-- begin --
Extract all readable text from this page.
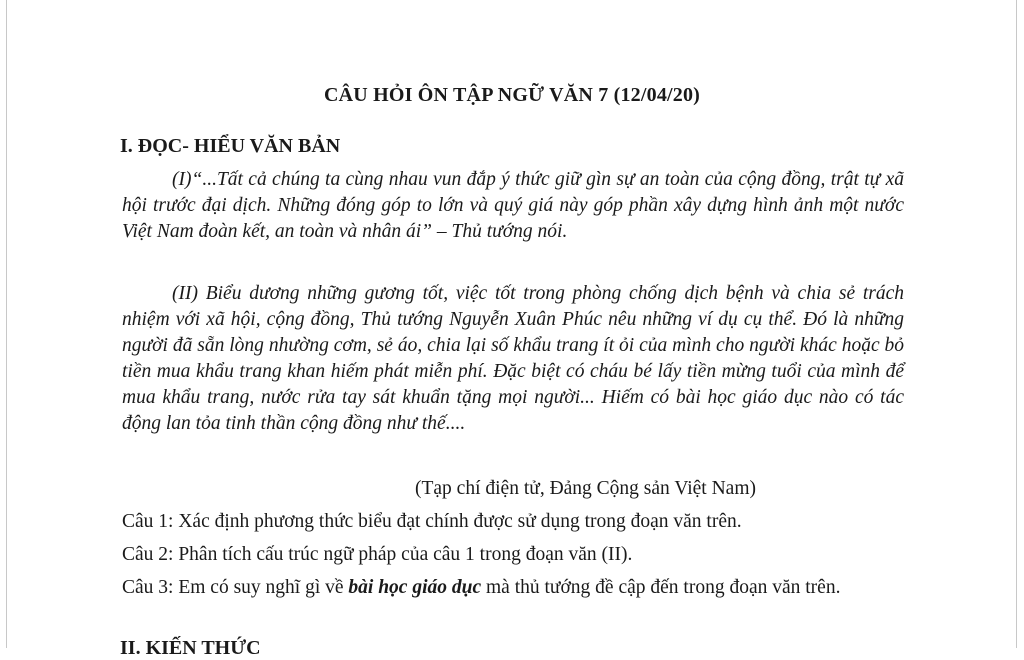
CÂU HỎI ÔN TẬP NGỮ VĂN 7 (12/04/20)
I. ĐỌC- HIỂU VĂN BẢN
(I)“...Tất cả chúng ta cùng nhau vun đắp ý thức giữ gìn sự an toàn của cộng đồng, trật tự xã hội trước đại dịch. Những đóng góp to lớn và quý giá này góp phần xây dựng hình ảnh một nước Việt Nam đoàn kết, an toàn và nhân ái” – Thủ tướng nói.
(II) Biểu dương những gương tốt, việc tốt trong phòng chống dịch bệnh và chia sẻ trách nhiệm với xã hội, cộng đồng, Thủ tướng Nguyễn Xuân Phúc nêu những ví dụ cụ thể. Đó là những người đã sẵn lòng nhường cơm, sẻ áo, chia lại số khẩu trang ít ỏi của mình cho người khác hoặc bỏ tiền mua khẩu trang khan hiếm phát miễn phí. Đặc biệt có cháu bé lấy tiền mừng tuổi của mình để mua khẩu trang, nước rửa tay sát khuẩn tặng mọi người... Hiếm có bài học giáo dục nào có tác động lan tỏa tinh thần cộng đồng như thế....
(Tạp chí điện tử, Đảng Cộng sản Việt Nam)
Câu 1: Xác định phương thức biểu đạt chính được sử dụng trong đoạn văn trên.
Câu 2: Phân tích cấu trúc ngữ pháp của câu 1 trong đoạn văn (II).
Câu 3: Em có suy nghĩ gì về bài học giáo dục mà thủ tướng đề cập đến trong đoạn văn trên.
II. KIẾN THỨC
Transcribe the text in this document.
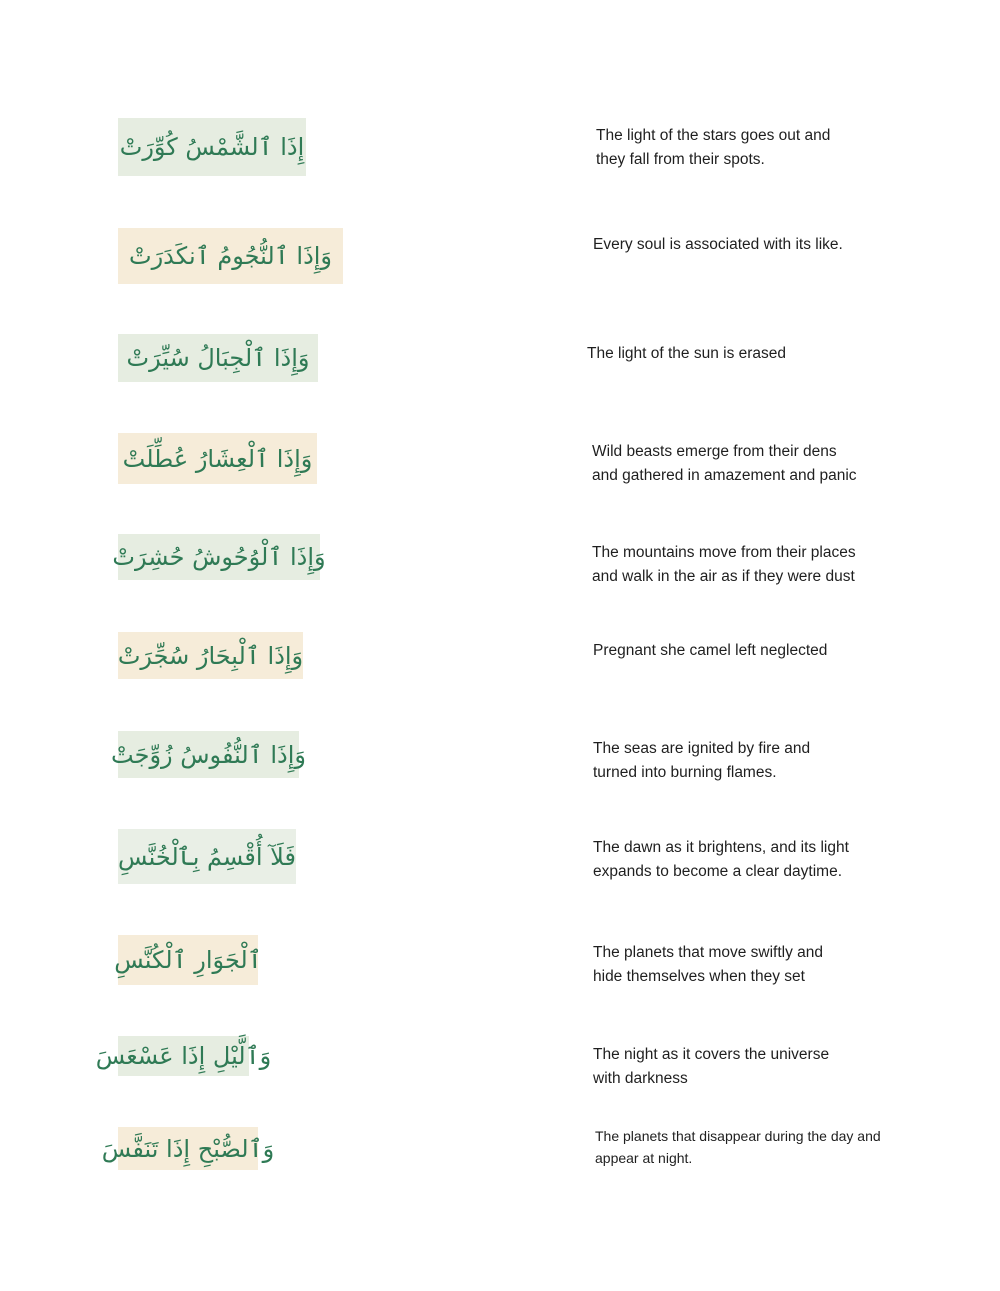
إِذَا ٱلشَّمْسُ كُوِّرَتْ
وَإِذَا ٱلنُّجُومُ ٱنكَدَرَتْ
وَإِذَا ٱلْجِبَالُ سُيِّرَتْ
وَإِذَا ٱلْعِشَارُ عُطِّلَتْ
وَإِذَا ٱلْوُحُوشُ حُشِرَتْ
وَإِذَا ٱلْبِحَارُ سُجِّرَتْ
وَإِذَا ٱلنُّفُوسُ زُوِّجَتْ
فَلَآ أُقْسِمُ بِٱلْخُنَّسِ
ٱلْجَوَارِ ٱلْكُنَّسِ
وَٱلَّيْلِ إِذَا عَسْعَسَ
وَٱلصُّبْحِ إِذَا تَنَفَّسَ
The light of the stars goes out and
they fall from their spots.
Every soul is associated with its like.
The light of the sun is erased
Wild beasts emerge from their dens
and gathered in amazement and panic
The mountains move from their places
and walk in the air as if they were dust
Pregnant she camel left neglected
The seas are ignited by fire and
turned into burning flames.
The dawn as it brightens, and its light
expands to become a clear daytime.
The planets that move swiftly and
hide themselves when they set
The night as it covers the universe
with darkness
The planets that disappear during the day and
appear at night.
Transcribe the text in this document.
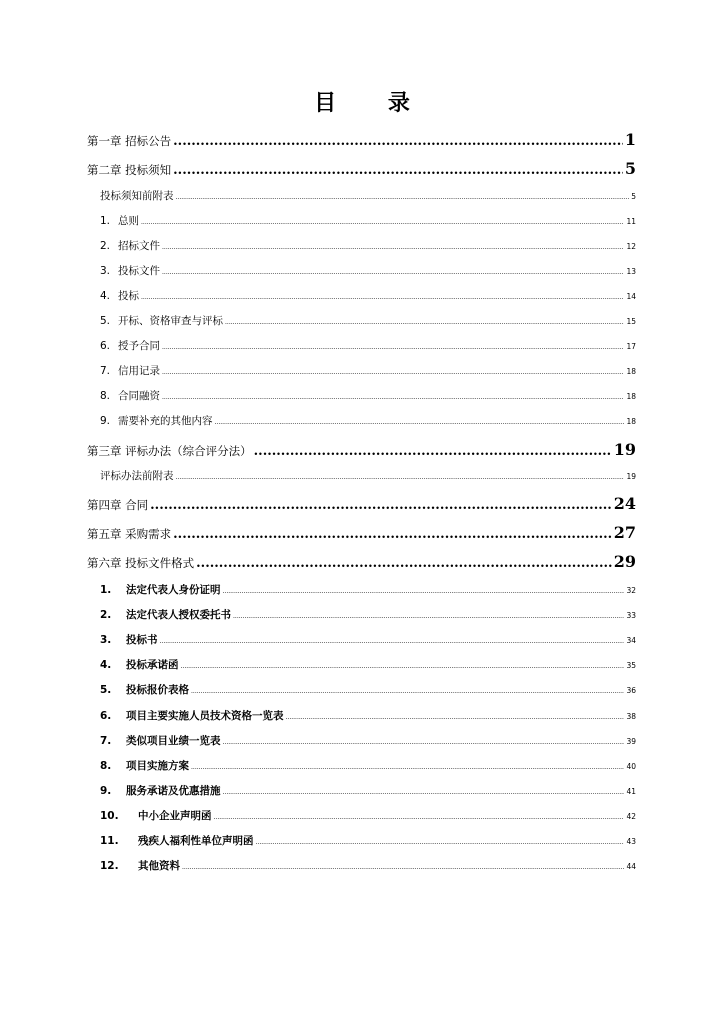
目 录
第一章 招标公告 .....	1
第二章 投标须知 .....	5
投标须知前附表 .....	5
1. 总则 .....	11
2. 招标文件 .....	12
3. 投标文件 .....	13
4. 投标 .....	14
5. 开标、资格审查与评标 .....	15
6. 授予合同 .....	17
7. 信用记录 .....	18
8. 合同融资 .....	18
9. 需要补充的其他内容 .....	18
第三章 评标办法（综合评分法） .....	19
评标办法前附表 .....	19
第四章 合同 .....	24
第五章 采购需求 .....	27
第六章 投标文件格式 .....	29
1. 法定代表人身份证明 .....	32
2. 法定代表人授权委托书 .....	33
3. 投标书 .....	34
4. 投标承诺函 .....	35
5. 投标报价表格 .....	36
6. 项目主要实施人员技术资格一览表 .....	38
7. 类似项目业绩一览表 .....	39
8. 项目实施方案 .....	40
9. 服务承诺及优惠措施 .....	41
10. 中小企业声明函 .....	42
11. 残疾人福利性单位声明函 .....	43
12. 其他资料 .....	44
-- end --
-- begin --
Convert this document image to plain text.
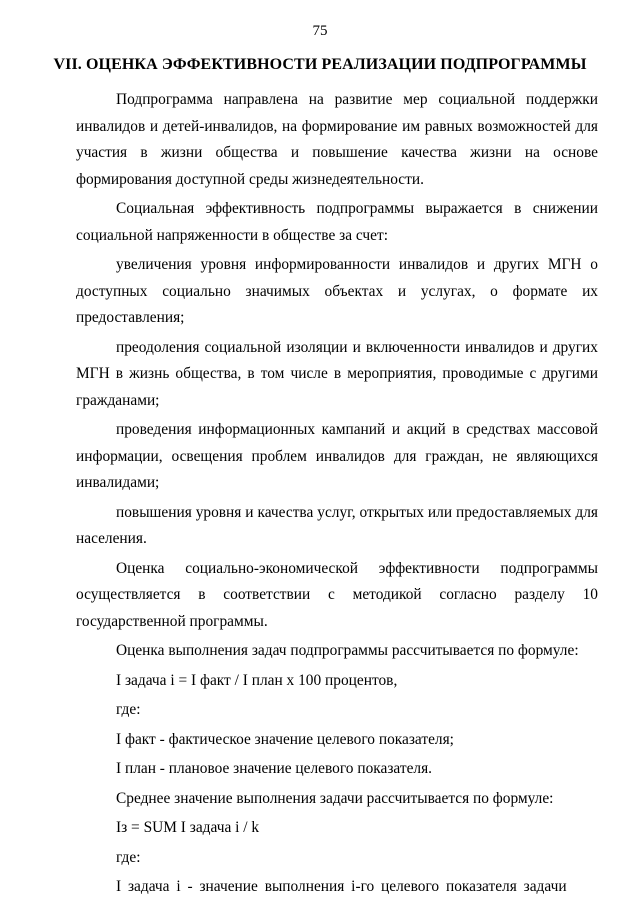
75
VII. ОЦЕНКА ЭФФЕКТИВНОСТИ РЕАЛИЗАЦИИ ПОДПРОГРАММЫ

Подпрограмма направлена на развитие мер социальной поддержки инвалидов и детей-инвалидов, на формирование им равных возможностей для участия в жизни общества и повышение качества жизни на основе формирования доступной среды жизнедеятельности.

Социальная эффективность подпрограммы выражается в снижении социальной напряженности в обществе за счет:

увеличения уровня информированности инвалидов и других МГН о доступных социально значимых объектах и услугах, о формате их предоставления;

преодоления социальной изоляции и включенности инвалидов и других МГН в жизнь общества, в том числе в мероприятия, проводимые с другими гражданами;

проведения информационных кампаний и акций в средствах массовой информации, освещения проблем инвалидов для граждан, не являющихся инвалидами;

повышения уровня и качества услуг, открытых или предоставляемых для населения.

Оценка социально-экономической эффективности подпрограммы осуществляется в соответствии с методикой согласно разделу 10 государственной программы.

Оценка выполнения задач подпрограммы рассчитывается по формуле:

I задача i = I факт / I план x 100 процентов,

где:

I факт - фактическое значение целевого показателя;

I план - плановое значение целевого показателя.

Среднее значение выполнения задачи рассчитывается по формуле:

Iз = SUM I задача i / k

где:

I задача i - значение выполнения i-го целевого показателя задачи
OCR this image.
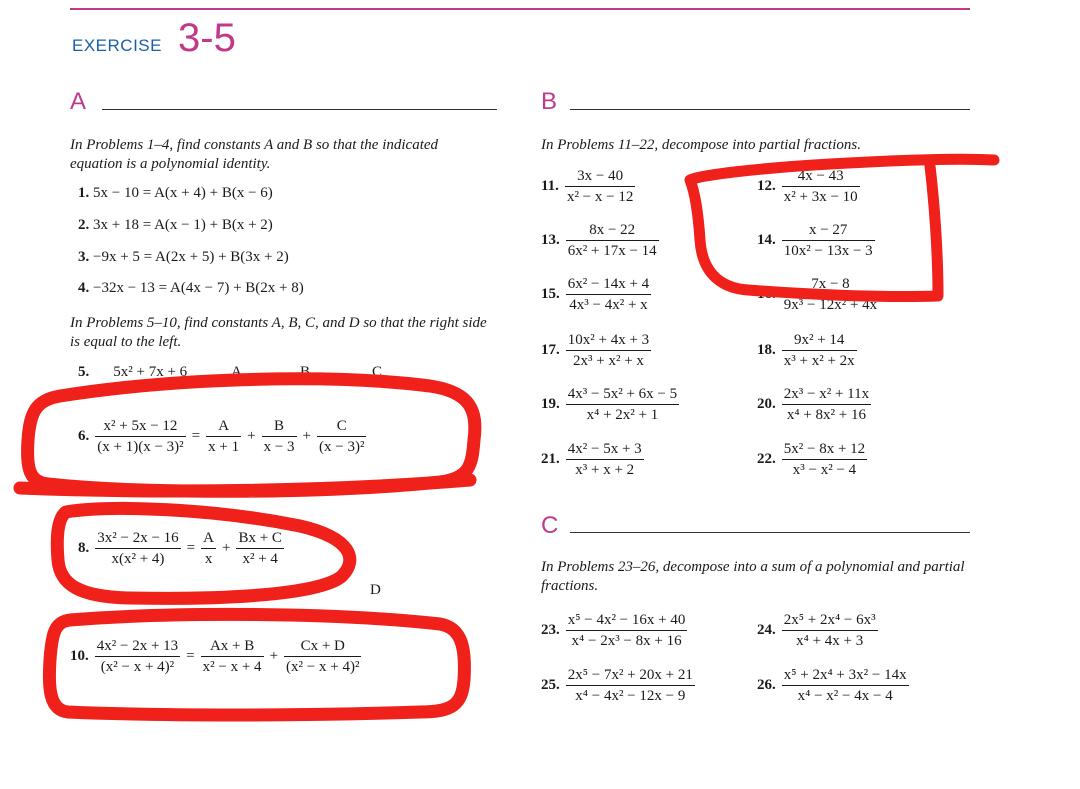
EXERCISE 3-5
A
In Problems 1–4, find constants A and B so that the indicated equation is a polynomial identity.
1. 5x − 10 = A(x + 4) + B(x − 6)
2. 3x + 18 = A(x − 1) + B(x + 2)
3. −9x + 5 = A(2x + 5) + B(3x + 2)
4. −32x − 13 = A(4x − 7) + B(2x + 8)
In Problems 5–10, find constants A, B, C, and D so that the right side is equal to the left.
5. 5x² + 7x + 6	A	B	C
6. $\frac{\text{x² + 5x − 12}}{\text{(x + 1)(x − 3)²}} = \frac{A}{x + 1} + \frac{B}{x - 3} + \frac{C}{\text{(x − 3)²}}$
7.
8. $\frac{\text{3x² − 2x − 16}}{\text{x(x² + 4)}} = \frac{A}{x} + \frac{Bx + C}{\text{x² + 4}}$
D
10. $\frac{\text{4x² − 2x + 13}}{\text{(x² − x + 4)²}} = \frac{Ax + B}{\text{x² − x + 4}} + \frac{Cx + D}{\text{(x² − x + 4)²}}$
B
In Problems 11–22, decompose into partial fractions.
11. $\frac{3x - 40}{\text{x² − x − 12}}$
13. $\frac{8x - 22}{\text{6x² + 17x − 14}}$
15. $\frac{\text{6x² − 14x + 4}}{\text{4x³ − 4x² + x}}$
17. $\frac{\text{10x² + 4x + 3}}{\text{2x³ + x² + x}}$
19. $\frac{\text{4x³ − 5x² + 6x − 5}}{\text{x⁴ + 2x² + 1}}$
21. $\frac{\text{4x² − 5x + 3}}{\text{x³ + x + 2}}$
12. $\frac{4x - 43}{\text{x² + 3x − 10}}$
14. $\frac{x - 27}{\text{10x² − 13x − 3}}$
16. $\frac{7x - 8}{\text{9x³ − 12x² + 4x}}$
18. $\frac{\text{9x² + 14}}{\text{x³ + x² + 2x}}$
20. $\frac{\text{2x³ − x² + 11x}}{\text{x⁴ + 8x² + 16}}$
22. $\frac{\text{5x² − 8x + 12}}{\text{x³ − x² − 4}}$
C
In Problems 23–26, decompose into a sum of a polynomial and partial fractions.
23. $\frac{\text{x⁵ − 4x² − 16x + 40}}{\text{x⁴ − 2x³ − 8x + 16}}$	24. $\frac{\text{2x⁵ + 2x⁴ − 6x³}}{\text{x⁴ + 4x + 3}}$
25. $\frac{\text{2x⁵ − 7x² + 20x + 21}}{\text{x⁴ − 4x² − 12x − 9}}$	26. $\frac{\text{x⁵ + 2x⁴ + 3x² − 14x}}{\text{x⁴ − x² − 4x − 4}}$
-- end --
## Given task:
In the listing above, how many lines include the word "fractions"? Answer with the number and nothing more.

## Task result:
2